- [Task to complete]:
How many lines in the records below contain the word "double"? Reply with the number only.
========================================================================
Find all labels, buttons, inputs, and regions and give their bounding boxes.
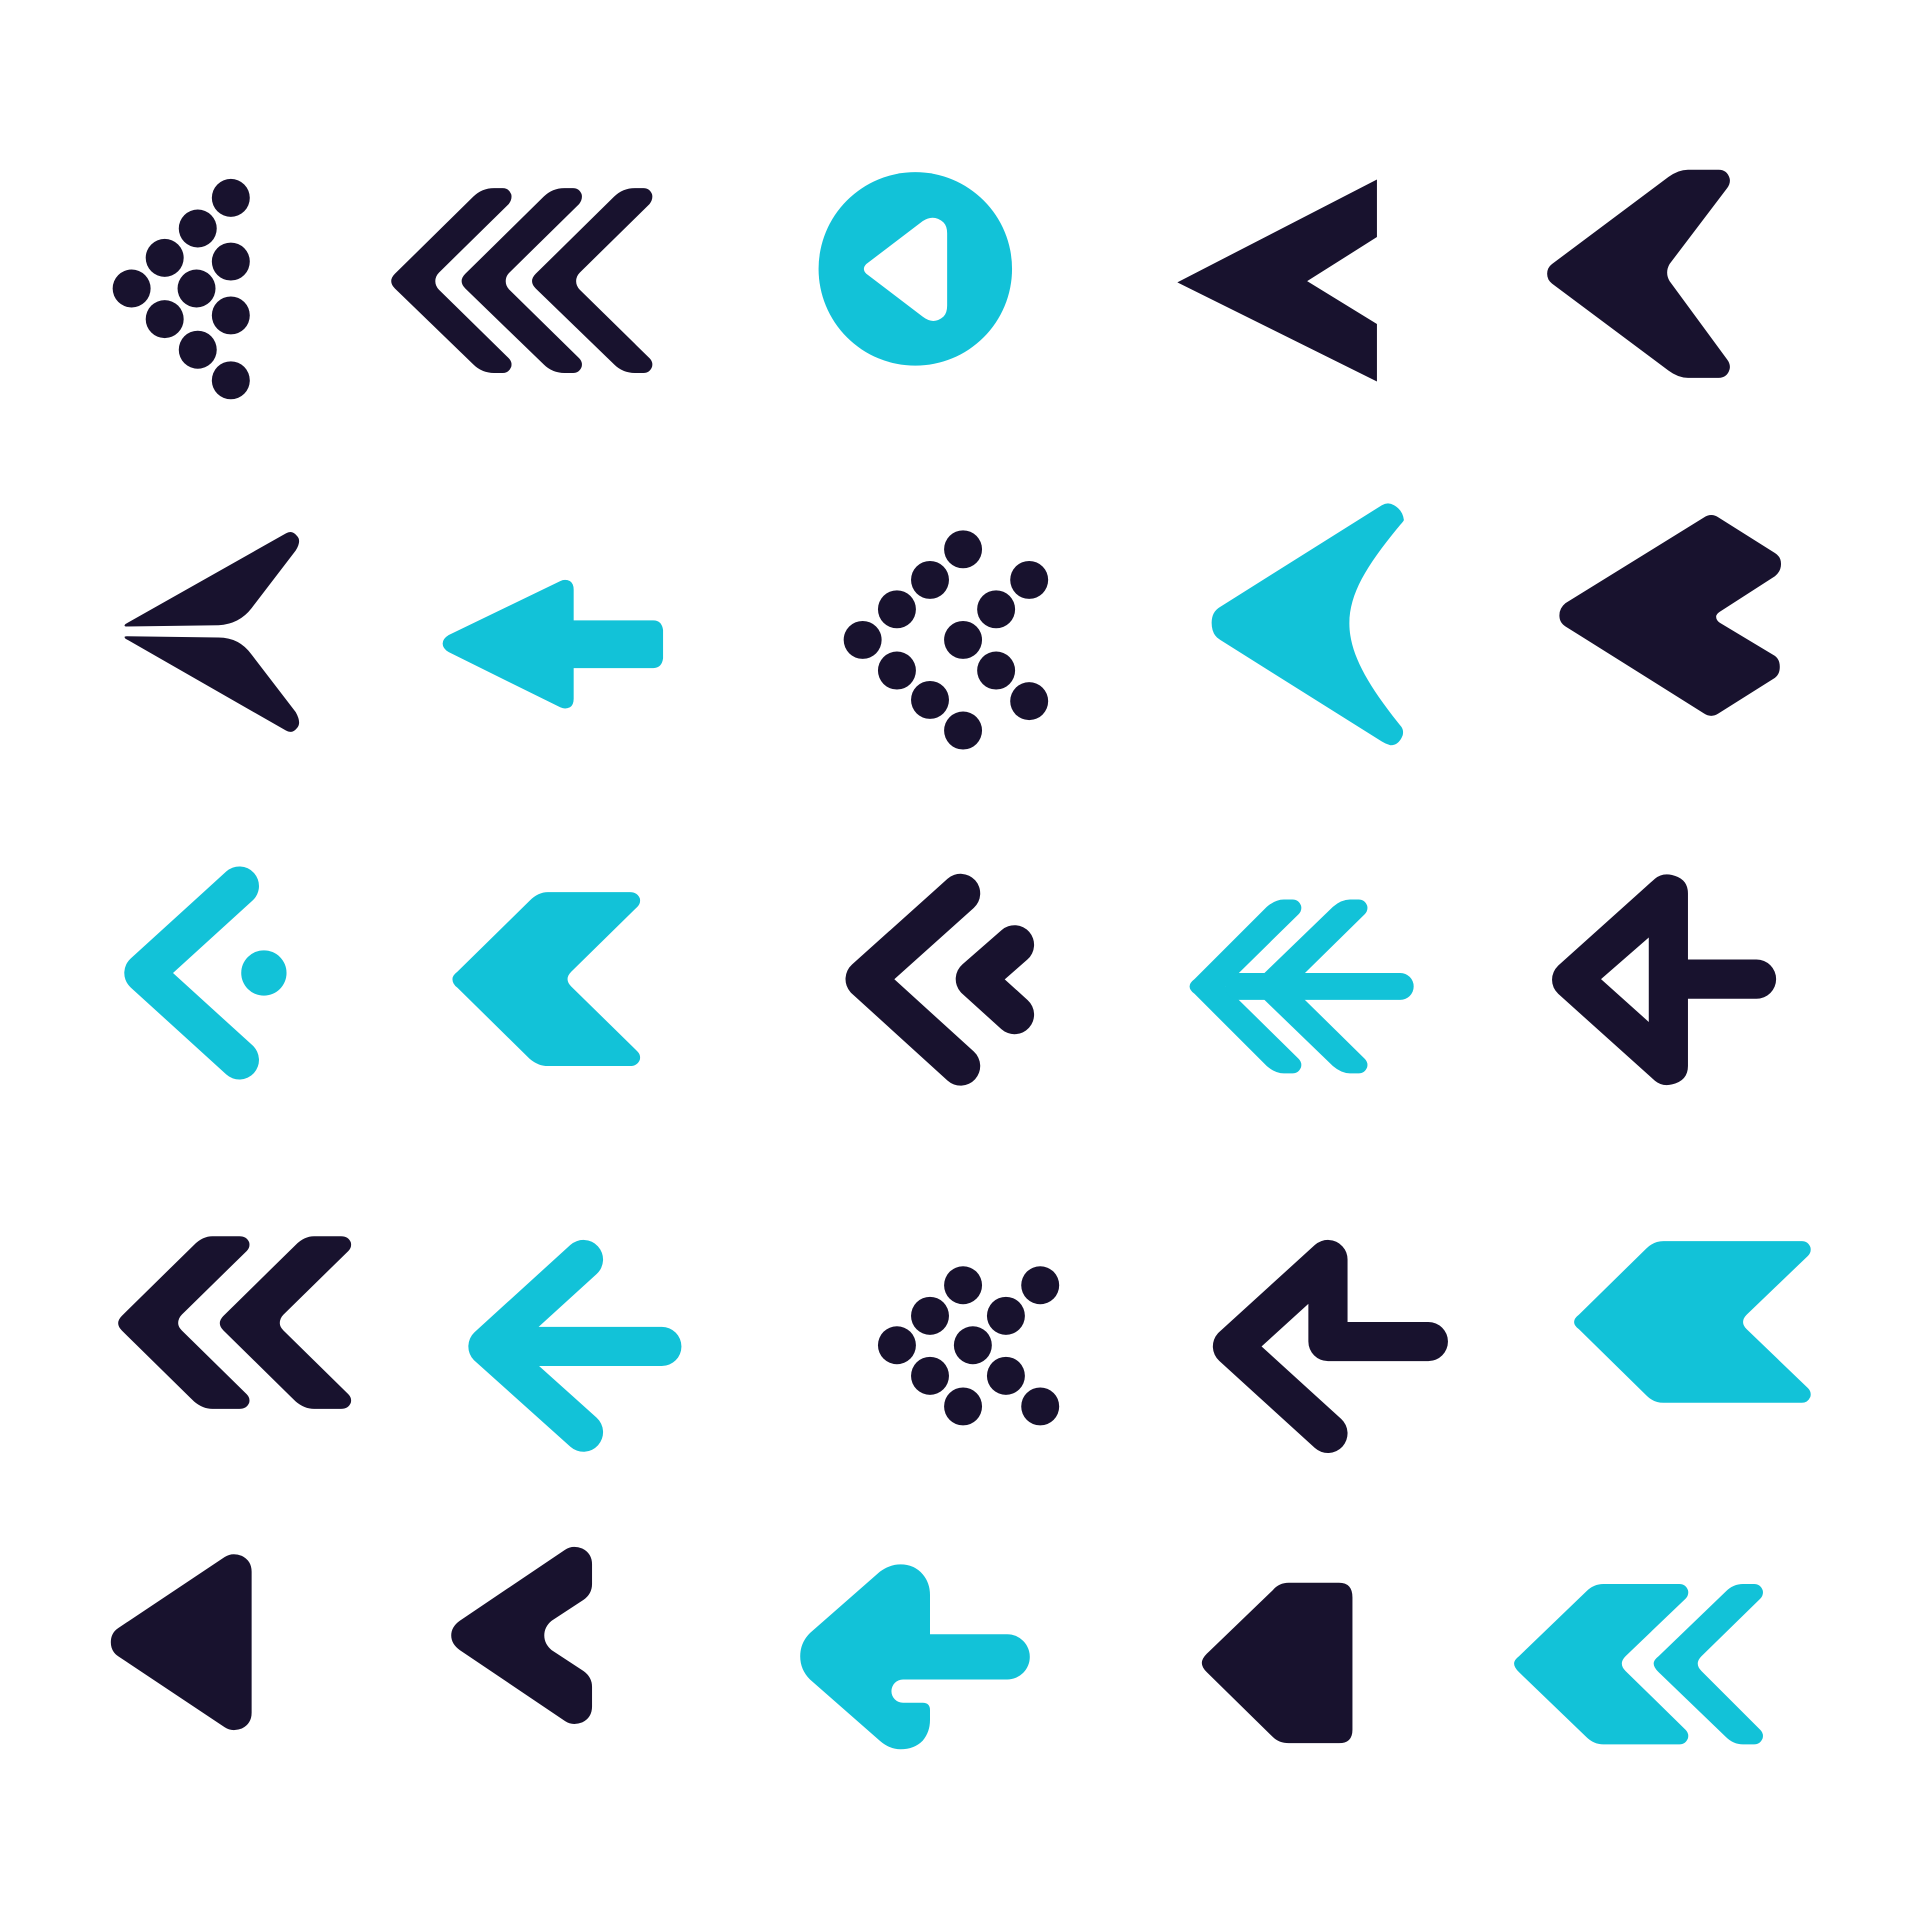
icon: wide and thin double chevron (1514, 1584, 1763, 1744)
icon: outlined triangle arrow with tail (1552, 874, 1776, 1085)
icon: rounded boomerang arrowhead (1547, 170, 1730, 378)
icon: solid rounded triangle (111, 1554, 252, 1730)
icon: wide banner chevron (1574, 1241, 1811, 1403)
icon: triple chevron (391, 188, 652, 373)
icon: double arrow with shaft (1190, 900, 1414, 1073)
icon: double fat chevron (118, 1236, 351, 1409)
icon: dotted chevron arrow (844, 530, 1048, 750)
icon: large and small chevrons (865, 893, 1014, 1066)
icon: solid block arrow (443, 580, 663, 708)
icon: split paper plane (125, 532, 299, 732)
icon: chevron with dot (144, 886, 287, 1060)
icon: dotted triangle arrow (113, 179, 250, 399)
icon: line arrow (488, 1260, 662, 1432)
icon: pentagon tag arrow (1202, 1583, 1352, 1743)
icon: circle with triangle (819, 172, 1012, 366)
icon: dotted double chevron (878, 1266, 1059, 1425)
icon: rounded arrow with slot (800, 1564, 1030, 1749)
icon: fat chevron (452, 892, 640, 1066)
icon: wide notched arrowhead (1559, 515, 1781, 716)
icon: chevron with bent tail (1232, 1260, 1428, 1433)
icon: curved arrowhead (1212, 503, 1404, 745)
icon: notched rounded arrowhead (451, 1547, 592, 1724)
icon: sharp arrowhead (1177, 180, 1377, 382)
========================================================================
- [Solved problem]:
4